_Set of tasks_
• A. In the appendicitis text, what is peritonitis?
• B. In the appendicitis text, reproduce everything from "a pregnancy test for women" down to "to treat infection.".
• C. Carry on the appendicitis text after its final sentence.

_Page extract_
*** Block opens ***
Call Emergency Services to ask for an ambulance if you have pain that suddenly gets worse and spreads across your abdomen, or if your pain temporarily improves before getting worse again.

If your pain eases for a while but then gets worse, your appendix may have burst.

A burst appendix can cause peritonitis, which is a serious infection of the inner lining of the abdomen.  ♦♦

 

DIAGNOSIS:

You may have:

a blood test to look for signs of infection

a pregnancy test for women

a urine test to rule out other conditions, such as a bladder infection

an ultrasound scan to see if the appendix is swollen

a CT scan.

 

TREATMENT:

Appendicitis treatment usually involves surgery to remove the inflamed appendix. Before surgery you may be given a dose of antibiotics to treat infection.

 

OPEN APPENDECTOMY:

Appendectomy can be performed as open surgery using one abdominal incision about 2 to 4 inches (5 to 10 cms) long laparotomy.

 

LAPAROSCOPIC APPENDECTOMY:

 Laparoscopy is usually the preferred method of removing the appendix because the recovery tends to be quicker than with open surgery.
*** Block closes ***
Document understanding data
*** Block opens ***
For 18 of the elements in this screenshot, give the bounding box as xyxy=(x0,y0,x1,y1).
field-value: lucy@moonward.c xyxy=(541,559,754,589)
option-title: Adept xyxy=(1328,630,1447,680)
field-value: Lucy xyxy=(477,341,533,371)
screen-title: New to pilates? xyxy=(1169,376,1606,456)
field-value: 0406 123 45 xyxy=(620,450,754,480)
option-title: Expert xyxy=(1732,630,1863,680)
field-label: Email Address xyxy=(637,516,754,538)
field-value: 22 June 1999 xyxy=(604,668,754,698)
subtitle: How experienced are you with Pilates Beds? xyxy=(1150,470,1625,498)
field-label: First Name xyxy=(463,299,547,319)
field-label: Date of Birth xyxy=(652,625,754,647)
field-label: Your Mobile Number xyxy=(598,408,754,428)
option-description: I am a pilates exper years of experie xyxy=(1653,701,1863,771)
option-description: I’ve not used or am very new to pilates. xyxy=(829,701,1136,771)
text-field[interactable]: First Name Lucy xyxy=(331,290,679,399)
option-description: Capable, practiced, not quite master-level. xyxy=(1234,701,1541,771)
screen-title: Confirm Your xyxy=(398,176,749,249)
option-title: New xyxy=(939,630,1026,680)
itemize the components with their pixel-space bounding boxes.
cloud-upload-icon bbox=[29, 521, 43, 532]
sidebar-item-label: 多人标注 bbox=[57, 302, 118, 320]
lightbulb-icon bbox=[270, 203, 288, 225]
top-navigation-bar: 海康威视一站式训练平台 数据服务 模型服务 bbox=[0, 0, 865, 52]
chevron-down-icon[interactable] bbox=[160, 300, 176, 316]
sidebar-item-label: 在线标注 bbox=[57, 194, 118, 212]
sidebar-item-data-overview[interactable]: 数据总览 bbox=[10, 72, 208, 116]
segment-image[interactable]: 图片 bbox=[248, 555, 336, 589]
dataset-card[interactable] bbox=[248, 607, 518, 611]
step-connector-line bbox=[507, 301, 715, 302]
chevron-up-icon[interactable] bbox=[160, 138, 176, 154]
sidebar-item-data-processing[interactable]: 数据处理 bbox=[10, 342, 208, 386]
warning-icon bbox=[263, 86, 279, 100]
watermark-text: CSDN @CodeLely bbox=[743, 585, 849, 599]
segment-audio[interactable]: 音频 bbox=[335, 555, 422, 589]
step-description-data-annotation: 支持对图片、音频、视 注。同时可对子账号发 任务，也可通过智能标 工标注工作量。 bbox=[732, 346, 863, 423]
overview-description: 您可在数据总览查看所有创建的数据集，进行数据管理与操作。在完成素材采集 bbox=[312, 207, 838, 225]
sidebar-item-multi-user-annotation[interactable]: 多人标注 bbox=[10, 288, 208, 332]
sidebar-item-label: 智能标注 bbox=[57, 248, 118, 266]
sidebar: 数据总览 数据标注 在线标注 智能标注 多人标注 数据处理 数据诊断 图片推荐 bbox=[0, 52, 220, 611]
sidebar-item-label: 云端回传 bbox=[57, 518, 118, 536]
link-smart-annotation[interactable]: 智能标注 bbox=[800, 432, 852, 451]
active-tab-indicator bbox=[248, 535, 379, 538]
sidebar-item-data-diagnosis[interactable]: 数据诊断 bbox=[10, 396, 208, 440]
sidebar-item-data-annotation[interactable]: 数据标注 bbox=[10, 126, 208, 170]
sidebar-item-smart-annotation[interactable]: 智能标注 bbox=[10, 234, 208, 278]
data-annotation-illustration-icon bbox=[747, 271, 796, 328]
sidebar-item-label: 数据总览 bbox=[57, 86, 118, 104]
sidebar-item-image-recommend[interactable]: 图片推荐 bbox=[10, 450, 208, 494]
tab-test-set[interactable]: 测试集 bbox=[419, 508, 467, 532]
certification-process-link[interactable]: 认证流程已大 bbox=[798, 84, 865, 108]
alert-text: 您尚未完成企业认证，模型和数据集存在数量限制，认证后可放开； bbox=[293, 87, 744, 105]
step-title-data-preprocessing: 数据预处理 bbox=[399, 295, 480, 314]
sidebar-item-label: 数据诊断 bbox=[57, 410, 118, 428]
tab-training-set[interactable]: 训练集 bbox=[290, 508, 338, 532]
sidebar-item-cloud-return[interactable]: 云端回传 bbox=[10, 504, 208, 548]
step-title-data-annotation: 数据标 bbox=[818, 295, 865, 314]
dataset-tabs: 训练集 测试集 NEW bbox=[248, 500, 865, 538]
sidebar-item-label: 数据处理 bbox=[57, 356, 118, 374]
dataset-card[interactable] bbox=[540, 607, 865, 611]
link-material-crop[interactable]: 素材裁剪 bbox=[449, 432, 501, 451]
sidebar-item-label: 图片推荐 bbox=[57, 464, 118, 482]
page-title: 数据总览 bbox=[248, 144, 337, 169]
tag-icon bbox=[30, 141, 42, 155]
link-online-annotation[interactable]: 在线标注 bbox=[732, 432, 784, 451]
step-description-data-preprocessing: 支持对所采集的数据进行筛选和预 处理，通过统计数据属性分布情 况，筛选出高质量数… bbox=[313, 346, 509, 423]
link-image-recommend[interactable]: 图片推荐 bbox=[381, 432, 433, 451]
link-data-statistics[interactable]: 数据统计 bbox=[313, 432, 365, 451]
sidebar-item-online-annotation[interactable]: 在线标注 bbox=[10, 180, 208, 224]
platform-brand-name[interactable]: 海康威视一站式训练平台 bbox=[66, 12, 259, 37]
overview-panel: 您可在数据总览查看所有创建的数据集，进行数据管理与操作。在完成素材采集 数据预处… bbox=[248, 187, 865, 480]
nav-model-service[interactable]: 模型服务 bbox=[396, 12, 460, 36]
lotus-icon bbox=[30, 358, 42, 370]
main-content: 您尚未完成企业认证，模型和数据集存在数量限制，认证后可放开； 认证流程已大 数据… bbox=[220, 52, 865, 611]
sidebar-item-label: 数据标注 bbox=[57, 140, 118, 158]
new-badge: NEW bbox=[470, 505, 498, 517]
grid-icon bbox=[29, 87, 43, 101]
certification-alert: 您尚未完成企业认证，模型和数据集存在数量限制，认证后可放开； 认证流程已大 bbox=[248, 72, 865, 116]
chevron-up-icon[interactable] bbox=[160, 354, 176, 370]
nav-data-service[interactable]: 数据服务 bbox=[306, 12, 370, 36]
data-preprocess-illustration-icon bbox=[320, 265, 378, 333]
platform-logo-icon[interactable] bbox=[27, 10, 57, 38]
*** Block closes ***
_Set of answers_
• A. A serious infection of the inner lining of the abdomen.

• B.
a pregnancy test for women

a urine test to rule out other conditions, such as a bladder infection

an ultrasound scan to see if the appendix is swollen

a CT scan.

 

TREATMENT:

Appendicitis treatment usually involves surgery to remove the inflamed appendix. Before surgery you may be given a dose of antibiotics to treat infection.

• C.
The operation involves making 3 or 4 small cuts (incisions) in your tummy (abdomen).

Special instruments are inserted, including:

a tube that gas is pumped through to inflate your abdomen – this allows the surgeon to see your appendix more clearly and gives them more room to work

a laparoscope – a small tube with a light and a camera, which relays images of the inside of the abdomen to a television monitor

small surgical tools used to remove the appendix

After your appendix has been removed, dissolvable stitches may be used to close the incisions.

In general, laparoscopic surgery allows you to recover faster and heal with less pain and scarring. It may be better for older adults and people with obesity.

          

 

EXCEPTIONS

But laparoscopic surgery isn't appropriate for everyone. If your appendix has ruptured and infection has spread beyond the appendix or you have an abscess, you may need an open appendectomy, which allows your surgeon to clean the abdominal cavity.

Expect to spend one or two days in the hospital after your appendectomy.

Draining an abscess before appendix surgery

If your appendix has burst and an abscess has formed around it, the abscess may be drained by placing a tube through your skin into the abscess. Appendectomy can be performed several weeks later after controlling the infection.

 

Alternatives to emergency surgery

In some cases, appendicitis can cause a lump called an appendix mass to form on the appendix.

The lump is made of appendix and fatty tissue and is the body's way of trying to deal with the problem and heal itself.

If an appendix mass is found during an examination, your doctor may decide it's not necessary to operate immediately.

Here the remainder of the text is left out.